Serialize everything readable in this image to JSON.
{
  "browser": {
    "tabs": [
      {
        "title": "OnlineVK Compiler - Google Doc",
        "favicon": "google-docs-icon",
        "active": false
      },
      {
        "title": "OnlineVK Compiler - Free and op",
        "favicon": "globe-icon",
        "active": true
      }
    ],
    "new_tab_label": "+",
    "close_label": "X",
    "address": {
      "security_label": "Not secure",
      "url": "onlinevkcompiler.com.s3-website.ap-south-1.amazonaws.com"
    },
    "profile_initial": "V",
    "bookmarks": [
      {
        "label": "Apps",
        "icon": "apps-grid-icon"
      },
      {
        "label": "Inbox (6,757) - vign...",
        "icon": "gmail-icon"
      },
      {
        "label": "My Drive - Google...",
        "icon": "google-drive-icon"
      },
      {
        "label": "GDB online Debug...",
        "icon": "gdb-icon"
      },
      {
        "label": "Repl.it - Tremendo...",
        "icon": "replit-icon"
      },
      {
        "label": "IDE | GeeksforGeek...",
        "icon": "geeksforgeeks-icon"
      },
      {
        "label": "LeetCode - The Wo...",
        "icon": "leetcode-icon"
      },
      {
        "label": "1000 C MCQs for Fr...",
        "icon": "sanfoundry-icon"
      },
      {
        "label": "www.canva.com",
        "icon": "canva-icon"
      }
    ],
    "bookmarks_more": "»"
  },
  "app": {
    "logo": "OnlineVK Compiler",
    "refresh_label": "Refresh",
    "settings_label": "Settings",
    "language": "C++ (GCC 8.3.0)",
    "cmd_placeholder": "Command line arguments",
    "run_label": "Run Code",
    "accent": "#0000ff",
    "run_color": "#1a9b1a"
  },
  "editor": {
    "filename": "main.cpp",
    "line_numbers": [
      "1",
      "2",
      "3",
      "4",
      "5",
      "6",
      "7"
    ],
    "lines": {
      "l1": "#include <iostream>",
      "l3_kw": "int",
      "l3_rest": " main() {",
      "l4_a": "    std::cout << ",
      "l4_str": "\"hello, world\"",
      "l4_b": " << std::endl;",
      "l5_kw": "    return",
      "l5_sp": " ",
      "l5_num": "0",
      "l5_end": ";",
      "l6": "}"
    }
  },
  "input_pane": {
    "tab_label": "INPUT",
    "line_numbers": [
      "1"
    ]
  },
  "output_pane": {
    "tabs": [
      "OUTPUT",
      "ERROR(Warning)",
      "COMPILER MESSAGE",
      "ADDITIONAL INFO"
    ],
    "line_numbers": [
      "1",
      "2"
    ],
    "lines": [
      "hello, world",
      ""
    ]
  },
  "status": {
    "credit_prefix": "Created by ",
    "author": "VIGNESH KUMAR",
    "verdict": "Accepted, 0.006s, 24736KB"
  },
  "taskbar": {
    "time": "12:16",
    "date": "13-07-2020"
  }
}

▬▬▬▬▬▬

**REQUIRED TASK:** Reproduce each entry word for word.

**EXERCISE RESPONSE:**
Serialize everything readable in this image to JSON.
{
  "browser": {
    "tabs": [
      {
        "title": "OnlineVK Compiler - Google Doc",
        "favicon": "google-docs-icon",
        "active": false
      },
      {
        "title": "OnlineVK Compiler - Free and op",
        "favicon": "globe-icon",
        "active": true
      }
    ],
    "new_tab_label": "+",
    "close_label": "X",
    "address": {
      "security_label": "Not secure",
      "url": "onlinevkcompiler.com.s3-website.ap-south-1.amazonaws.com"
    },
    "profile_initial": "V",
    "bookmarks": [
      {
        "label": "Apps",
        "icon": "apps-grid-icon"
      },
      {
        "label": "Inbox (6,757) - vign...",
        "icon": "gmail-icon"
      },
      {
        "label": "My Drive - Google...",
        "icon": "google-drive-icon"
      },
      {
        "label": "GDB online Debug...",
        "icon": "gdb-icon"
      },
      {
        "label": "Repl.it - Tremendo...",
        "icon": "replit-icon"
      },
      {
        "label": "IDE | GeeksforGeek...",
        "icon": "geeksforgeeks-icon"
      },
      {
        "label": "LeetCode - The Wo...",
        "icon": "leetcode-icon"
      },
      {
        "label": "1000 C MCQs for Fr...",
        "icon": "sanfoundry-icon"
      },
      {
        "label": "www.canva.com",
        "icon": "canva-icon"
      }
    ],
    "bookmarks_more": "»"
  },
  "app": {
    "logo": "OnlineVK Compiler",
    "refresh_label": "Refresh",
    "settings_label": "Settings",
    "language": "C++ (GCC 8.3.0)",
    "cmd_placeholder": "Command line arguments",
    "run_label": "Run Code",
    "accent": "#0000ff",
    "run_color": "#1a9b1a"
  },
  "editor": {
    "filename": "main.cpp",
    "line_numbers": [
      "1",
      "2",
      "3",
      "4",
      "5",
      "6",
      "7"
    ],
    "lines": {
      "l1": "#include <iostream>",
      "l3_kw": "int",
      "l3_rest": " main() {",
      "l4_a": "    std::cout << ",
      "l4_str": "\"hello, world\"",
      "l4_b": " << std::endl;",
      "l5_kw": "    return",
      "l5_sp": " ",
      "l5_num": "0",
      "l5_end": ";",
      "l6": "}"
    }
  },
  "input_pane": {
    "tab_label": "INPUT",
    "line_numbers": [
      "1"
    ]
  },
  "output_pane": {
    "tabs": [
      "OUTPUT",
      "ERROR(Warning)",
      "COMPILER MESSAGE",
      "ADDITIONAL INFO"
    ],
    "line_numbers": [
      "1",
      "2"
    ],
    "lines": [
      "hello, world",
      ""
    ]
  },
  "status": {
    "credit_prefix": "Created by ",
    "author": "VIGNESH KUMAR",
    "verdict": "Accepted, 0.006s, 24736KB"
  },
  "taskbar": {
    "time": "12:16",
    "date": "13-07-2020"
  }
}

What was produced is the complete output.